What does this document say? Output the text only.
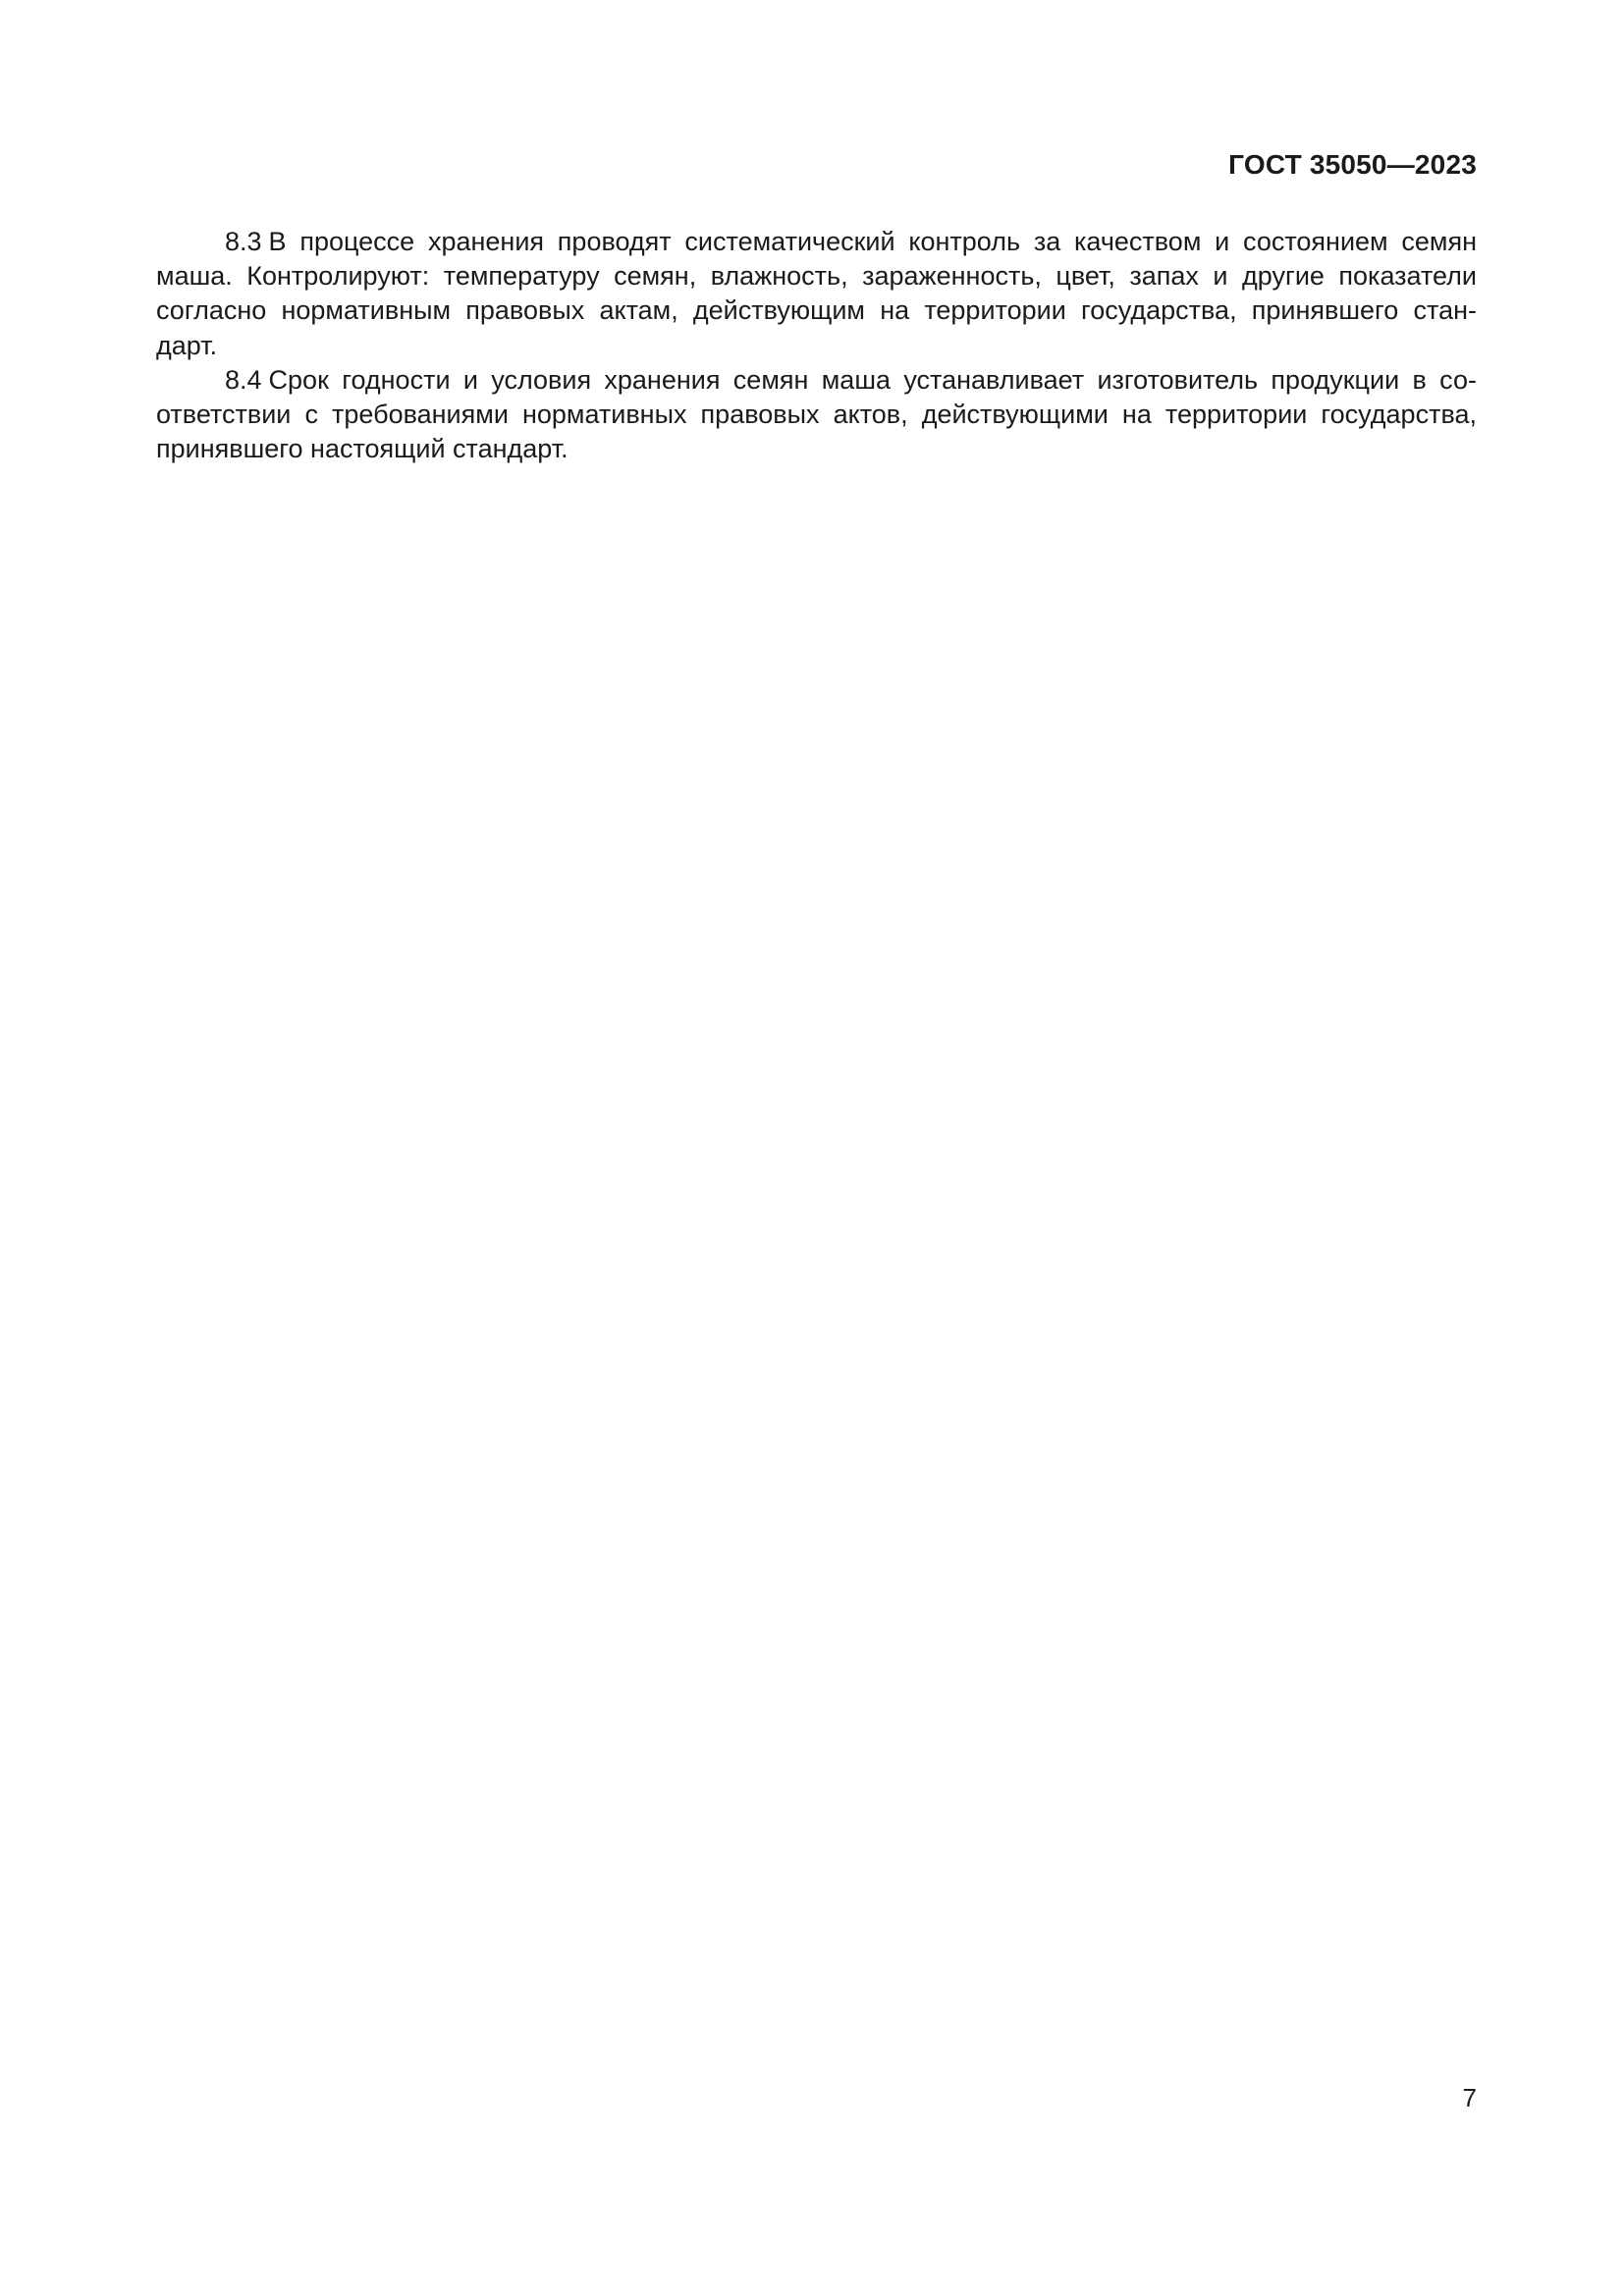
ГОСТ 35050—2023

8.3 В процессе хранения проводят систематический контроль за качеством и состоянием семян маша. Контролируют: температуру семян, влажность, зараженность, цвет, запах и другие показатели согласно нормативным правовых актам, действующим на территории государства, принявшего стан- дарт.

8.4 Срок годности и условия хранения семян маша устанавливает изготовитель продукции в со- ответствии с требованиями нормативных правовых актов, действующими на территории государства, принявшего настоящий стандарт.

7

■ ■ ■ ■

WHAT IS BEING ASKED.
All of the records above must be copied exactly, except for the pictures.

RESPONSE FOR THIS EXERCISE.
What does this document say? Output the text only.
ГОСТ 35050—2023

8.3 В процессе хранения проводят систематический контроль за качеством и состоянием семян маша. Контролируют: температуру семян, влажность, зараженность, цвет, запах и другие показатели согласно нормативным правовых актам, действующим на территории государства, принявшего стан- дарт.

8.4 Срок годности и условия хранения семян маша устанавливает изготовитель продукции в со- ответствии с требованиями нормативных правовых актов, действующими на территории государства, принявшего настоящий стандарт.

7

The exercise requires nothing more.